- WRITTEN TASK
Repeat all of the material below exactly as written, images excluded.

- DATA
-.-.-

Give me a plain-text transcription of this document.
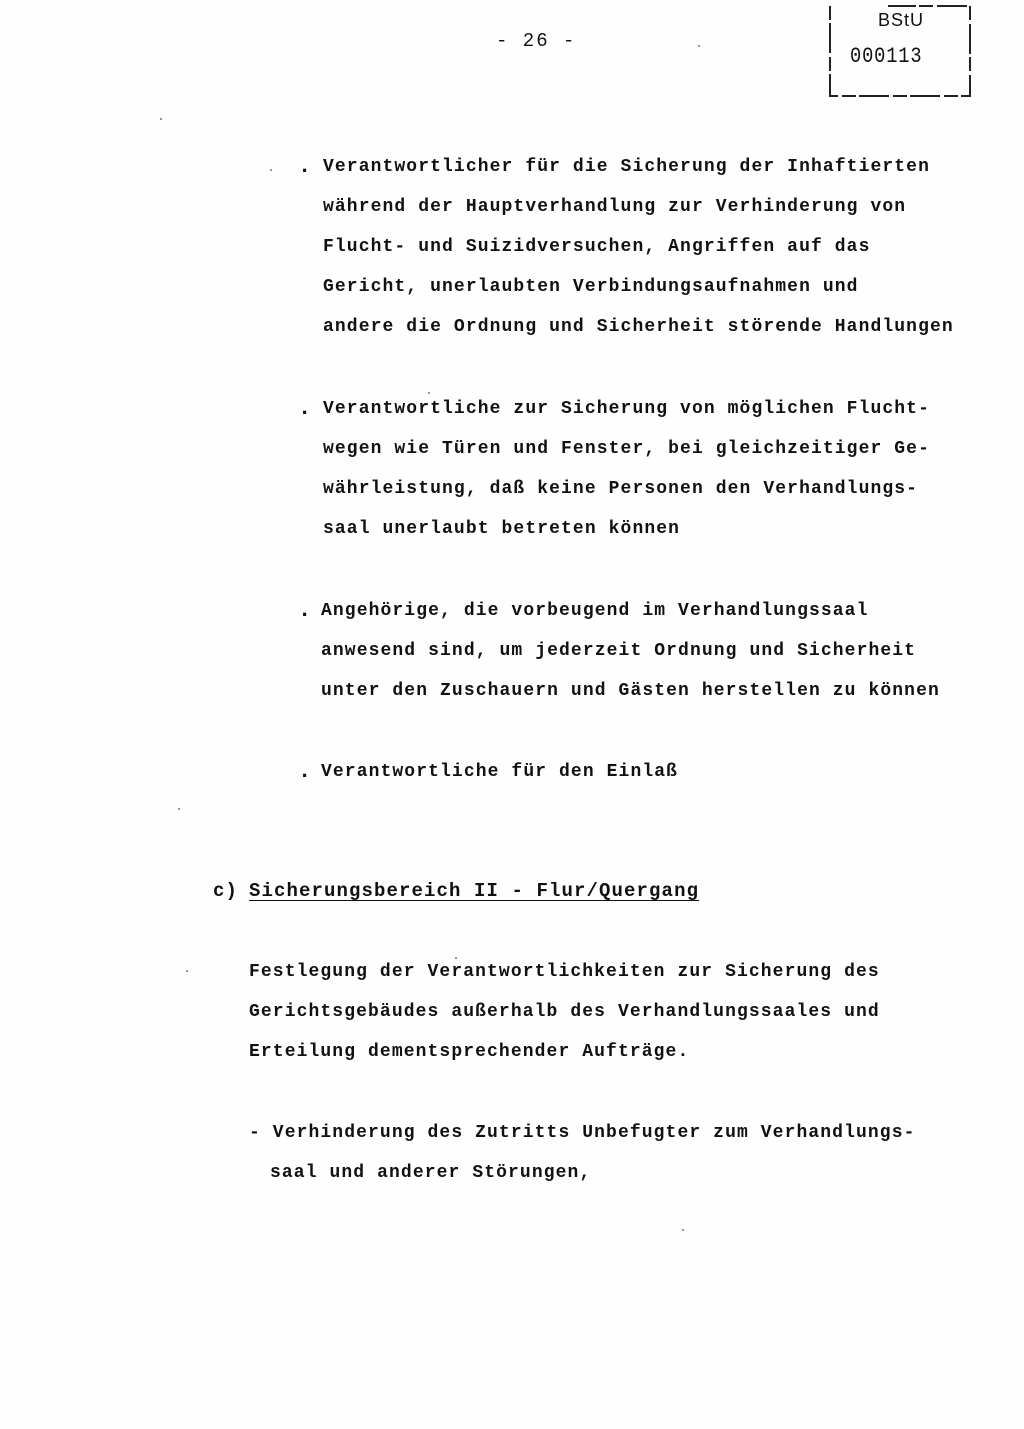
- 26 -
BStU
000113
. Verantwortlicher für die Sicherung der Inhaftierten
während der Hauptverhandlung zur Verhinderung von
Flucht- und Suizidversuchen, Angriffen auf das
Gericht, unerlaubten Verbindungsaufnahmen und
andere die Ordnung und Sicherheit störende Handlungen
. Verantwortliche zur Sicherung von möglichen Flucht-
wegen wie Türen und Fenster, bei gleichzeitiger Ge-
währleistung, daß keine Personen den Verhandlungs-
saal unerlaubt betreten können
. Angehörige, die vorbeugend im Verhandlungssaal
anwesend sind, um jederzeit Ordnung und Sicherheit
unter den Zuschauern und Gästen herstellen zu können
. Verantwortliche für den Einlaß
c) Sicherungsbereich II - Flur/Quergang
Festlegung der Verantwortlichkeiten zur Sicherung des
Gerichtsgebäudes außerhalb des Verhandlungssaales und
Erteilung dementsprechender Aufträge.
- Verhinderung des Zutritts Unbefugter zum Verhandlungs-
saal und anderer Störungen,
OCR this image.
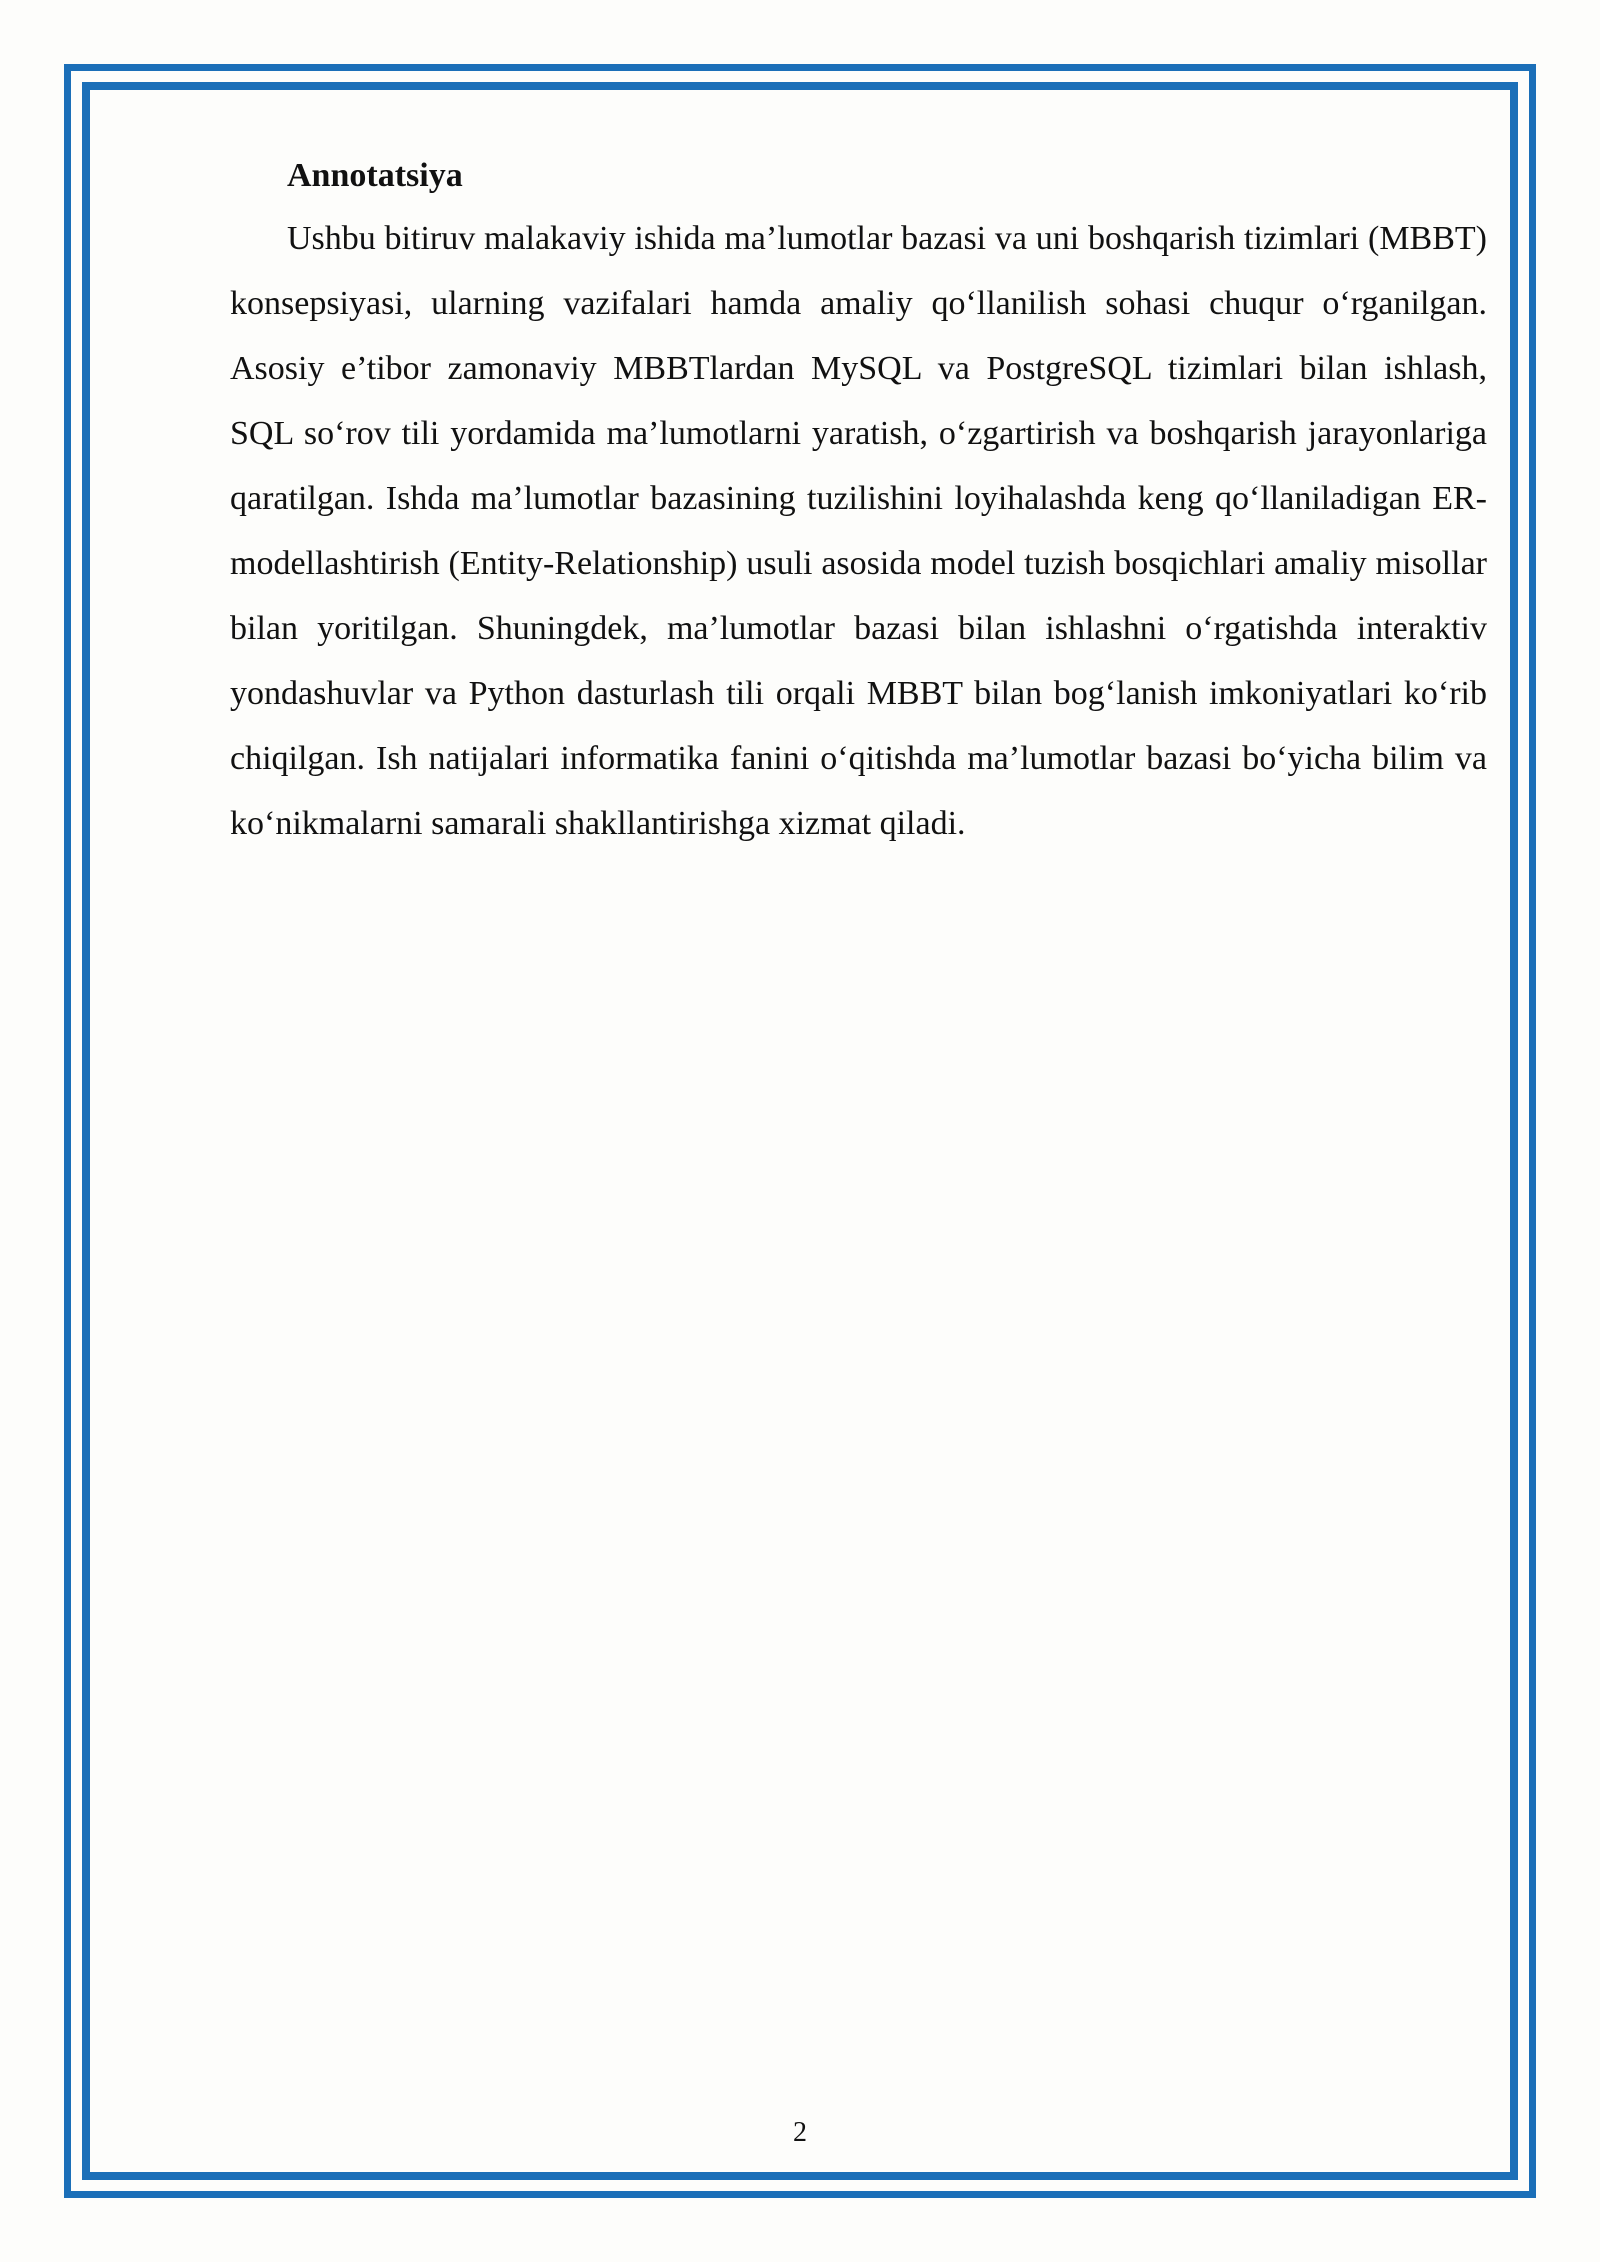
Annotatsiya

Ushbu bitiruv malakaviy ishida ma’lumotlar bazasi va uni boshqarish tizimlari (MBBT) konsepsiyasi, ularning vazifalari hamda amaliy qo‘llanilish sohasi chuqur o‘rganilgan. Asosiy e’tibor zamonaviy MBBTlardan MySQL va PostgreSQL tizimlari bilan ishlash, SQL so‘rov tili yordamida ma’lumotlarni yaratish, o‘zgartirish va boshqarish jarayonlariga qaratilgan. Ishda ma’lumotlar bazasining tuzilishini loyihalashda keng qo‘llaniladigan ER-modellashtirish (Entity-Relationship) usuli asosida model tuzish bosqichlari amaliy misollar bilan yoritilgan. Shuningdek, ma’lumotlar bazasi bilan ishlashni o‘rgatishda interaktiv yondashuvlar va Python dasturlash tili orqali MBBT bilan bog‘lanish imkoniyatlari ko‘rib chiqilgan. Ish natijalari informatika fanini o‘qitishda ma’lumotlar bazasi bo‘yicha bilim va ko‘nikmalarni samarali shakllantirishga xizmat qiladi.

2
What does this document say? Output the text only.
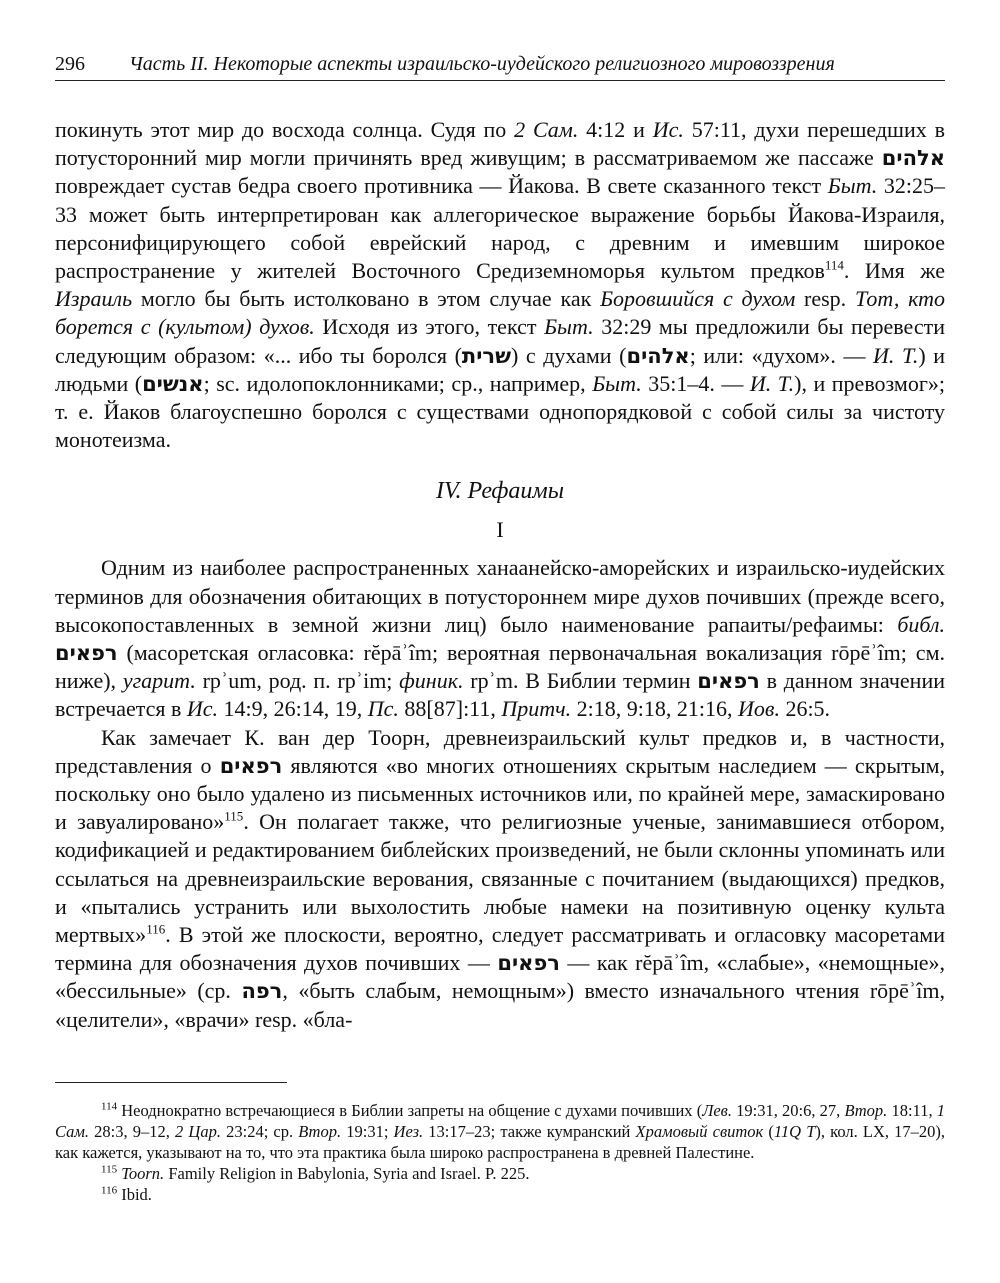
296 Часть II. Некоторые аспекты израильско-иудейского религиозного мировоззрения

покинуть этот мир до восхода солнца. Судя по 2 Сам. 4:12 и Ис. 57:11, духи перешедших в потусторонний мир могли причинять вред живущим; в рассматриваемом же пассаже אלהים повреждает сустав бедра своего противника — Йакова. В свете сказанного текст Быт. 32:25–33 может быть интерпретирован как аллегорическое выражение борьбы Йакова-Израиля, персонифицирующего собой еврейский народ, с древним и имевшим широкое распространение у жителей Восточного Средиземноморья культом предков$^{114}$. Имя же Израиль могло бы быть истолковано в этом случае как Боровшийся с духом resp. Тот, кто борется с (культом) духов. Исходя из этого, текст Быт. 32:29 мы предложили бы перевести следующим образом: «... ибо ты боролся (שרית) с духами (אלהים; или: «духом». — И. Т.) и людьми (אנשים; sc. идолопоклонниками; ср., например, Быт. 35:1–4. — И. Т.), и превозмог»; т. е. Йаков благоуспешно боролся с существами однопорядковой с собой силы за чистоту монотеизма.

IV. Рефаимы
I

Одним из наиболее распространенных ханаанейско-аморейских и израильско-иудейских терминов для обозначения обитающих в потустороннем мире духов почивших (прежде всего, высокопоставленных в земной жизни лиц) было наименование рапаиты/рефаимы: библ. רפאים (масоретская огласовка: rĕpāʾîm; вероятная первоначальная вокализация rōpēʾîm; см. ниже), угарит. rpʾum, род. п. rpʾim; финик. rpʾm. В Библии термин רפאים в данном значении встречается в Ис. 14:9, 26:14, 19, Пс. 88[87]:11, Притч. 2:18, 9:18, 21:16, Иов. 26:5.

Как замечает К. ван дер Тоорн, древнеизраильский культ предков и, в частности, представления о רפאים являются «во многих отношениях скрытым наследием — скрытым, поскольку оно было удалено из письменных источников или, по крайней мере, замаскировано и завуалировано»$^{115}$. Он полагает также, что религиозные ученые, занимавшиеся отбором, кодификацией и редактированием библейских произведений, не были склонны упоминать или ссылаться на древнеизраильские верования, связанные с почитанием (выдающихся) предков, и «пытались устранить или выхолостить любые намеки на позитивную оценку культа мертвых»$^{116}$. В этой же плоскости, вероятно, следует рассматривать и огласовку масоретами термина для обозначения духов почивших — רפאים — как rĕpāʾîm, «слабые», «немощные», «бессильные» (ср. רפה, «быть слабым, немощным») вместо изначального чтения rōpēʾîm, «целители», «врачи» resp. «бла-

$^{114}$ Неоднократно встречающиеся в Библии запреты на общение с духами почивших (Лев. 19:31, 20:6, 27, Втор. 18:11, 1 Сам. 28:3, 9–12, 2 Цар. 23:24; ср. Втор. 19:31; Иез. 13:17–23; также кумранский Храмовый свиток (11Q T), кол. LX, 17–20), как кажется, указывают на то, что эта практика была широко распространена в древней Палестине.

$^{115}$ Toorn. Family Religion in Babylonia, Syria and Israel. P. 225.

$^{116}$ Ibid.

-.-.-

- RESPONSE
Give me a plain-text transcription of this document.
- 26 -
BStU
000113
. Verantwortlicher für die Sicherung der Inhaftierten
während der Hauptverhandlung zur Verhinderung von
Flucht- und Suizidversuchen, Angriffen auf das
Gericht, unerlaubten Verbindungsaufnahmen und
andere die Ordnung und Sicherheit störende Handlungen
. Verantwortliche zur Sicherung von möglichen Flucht-
wegen wie Türen und Fenster, bei gleichzeitiger Ge-
währleistung, daß keine Personen den Verhandlungs-
saal unerlaubt betreten können
. Angehörige, die vorbeugend im Verhandlungssaal
anwesend sind, um jederzeit Ordnung und Sicherheit
unter den Zuschauern und Gästen herstellen zu können
. Verantwortliche für den Einlaß
c) Sicherungsbereich II - Flur/Quergang
Festlegung der Verantwortlichkeiten zur Sicherung des
Gerichtsgebäudes außerhalb des Verhandlungssaales und
Erteilung dementsprechender Aufträge.
- Verhinderung des Zutritts Unbefugter zum Verhandlungs-
saal und anderer Störungen,
OCR this image.
Annotatsiya

Ushbu bitiruv malakaviy ishida ma’lumotlar bazasi va uni boshqarish tizimlari (MBBT) konsepsiyasi, ularning vazifalari hamda amaliy qo‘llanilish sohasi chuqur o‘rganilgan. Asosiy e’tibor zamonaviy MBBTlardan MySQL va PostgreSQL tizimlari bilan ishlash, SQL so‘rov tili yordamida ma’lumotlarni yaratish, o‘zgartirish va boshqarish jarayonlariga qaratilgan. Ishda ma’lumotlar bazasining tuzilishini loyihalashda keng qo‘llaniladigan ER-modellashtirish (Entity-Relationship) usuli asosida model tuzish bosqichlari amaliy misollar bilan yoritilgan. Shuningdek, ma’lumotlar bazasi bilan ishlashni o‘rgatishda interaktiv yondashuvlar va Python dasturlash tili orqali MBBT bilan bog‘lanish imkoniyatlari ko‘rib chiqilgan. Ish natijalari informatika fanini o‘qitishda ma’lumotlar bazasi bo‘yicha bilim va ko‘nikmalarni samarali shakllantirishga xizmat qiladi.

2
What does this document say? Output the text only.
296 Часть II. Некоторые аспекты израильско-иудейского религиозного мировоззрения

покинуть этот мир до восхода солнца. Судя по 2 Сам. 4:12 и Ис. 57:11, духи перешедших в потусторонний мир могли причинять вред живущим; в рассматриваемом же пассаже אלהים повреждает сустав бедра своего противника — Йакова. В свете сказанного текст Быт. 32:25–33 может быть интерпретирован как аллегорическое выражение борьбы Йакова-Израиля, персонифицирующего собой еврейский народ, с древним и имевшим широкое распространение у жителей Восточного Средиземноморья культом предков$^{114}$. Имя же Израиль могло бы быть истолковано в этом случае как Боровшийся с духом resp. Тот, кто борется с (культом) духов. Исходя из этого, текст Быт. 32:29 мы предложили бы перевести следующим образом: «... ибо ты боролся (שרית) с духами (אלהים; или: «духом». — И. Т.) и людьми (אנשים; sc. идолопоклонниками; ср., например, Быт. 35:1–4. — И. Т.), и превозмог»; т. е. Йаков благоуспешно боролся с существами однопорядковой с собой силы за чистоту монотеизма.

IV. Рефаимы
I

Одним из наиболее распространенных ханаанейско-аморейских и израильско-иудейских терминов для обозначения обитающих в потустороннем мире духов почивших (прежде всего, высокопоставленных в земной жизни лиц) было наименование рапаиты/рефаимы: библ. רפאים (масоретская огласовка: rĕpāʾîm; вероятная первоначальная вокализация rōpēʾîm; см. ниже), угарит. rpʾum, род. п. rpʾim; финик. rpʾm. В Библии термин רפאים в данном значении встречается в Ис. 14:9, 26:14, 19, Пс. 88[87]:11, Притч. 2:18, 9:18, 21:16, Иов. 26:5.

Как замечает К. ван дер Тоорн, древнеизраильский культ предков и, в частности, представления о רפאים являются «во многих отношениях скрытым наследием — скрытым, поскольку оно было удалено из письменных источников или, по крайней мере, замаскировано и завуалировано»$^{115}$. Он полагает также, что религиозные ученые, занимавшиеся отбором, кодификацией и редактированием библейских произведений, не были склонны упоминать или ссылаться на древнеизраильские верования, связанные с почитанием (выдающихся) предков, и «пытались устранить или выхолостить любые намеки на позитивную оценку культа мертвых»$^{116}$. В этой же плоскости, вероятно, следует рассматривать и огласовку масоретами термина для обозначения духов почивших — רפאים — как rĕpāʾîm, «слабые», «немощные», «бессильные» (ср. רפה, «быть слабым, немощным») вместо изначального чтения rōpēʾîm, «целители», «врачи» resp. «бла-

$^{114}$ Неоднократно встречающиеся в Библии запреты на общение с духами почивших (Лев. 19:31, 20:6, 27, Втор. 18:11, 1 Сам. 28:3, 9–12, 2 Цар. 23:24; ср. Втор. 19:31; Иез. 13:17–23; также кумранский Храмовый свиток (11Q T), кол. LX, 17–20), как кажется, указывают на то, что эта практика была широко распространена в древней Палестине.

$^{115}$ Toorn. Family Religion in Babylonia, Syria and Israel. P. 225.

$^{116}$ Ibid.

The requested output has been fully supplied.